Locate each line containing the string "尽量使吸呼深长" and copy it out.

── Records shown

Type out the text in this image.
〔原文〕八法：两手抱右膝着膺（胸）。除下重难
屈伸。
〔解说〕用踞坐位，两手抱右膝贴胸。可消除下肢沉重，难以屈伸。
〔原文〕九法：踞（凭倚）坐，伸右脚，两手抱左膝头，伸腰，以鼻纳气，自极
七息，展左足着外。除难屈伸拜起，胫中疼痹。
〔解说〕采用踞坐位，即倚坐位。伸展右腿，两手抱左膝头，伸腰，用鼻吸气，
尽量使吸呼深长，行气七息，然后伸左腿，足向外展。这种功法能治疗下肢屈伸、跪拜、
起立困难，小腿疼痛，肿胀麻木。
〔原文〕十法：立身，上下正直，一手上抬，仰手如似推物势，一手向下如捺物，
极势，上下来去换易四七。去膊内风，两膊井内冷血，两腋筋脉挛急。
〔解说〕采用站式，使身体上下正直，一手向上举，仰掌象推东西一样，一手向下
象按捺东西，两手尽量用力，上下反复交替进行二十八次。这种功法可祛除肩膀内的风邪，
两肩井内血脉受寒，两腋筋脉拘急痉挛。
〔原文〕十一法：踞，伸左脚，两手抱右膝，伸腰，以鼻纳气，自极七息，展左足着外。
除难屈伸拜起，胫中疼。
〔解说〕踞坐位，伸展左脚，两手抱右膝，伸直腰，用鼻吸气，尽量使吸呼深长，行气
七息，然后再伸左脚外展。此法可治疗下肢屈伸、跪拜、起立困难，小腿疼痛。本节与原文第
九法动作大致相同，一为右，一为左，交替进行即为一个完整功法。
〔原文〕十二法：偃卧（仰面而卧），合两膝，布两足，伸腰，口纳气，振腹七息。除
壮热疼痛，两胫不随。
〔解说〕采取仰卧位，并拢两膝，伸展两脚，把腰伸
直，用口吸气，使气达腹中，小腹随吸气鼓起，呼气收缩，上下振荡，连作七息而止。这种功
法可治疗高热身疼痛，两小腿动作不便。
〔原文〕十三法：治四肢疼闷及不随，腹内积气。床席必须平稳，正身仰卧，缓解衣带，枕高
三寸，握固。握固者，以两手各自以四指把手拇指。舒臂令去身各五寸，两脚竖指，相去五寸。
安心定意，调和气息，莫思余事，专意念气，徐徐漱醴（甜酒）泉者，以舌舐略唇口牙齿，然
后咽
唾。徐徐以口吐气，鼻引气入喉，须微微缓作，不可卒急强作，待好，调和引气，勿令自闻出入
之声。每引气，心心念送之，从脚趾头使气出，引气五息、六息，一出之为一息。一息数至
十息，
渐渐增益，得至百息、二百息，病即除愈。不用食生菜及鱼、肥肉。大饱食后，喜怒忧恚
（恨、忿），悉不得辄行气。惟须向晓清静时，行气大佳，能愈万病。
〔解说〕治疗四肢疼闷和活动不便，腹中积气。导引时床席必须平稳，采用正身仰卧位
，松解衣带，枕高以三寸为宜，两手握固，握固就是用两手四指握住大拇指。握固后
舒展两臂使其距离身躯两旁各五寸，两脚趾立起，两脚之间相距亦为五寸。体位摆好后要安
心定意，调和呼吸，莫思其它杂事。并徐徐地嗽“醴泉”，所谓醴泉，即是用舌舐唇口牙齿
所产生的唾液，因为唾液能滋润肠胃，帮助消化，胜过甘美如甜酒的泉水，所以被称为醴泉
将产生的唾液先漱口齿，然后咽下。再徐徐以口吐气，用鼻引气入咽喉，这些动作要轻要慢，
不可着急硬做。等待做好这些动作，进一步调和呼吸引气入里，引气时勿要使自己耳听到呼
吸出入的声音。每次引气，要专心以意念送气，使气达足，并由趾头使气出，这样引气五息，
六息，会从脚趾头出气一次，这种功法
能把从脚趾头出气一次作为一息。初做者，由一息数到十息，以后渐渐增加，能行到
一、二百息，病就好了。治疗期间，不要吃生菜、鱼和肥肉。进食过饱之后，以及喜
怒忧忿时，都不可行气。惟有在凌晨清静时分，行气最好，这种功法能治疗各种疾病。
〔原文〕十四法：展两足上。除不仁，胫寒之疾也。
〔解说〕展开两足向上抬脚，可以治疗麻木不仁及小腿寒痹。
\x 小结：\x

────

§ **Exercise solution**
尽量使吸呼深长，行气七息，然后伸左腿，足向外展。这种功法能治疗下肢屈伸、跪拜、
〔解说〕踞坐位，伸展左脚，两手抱右膝，伸直腰，用鼻吸气，尽量使吸呼深长，行气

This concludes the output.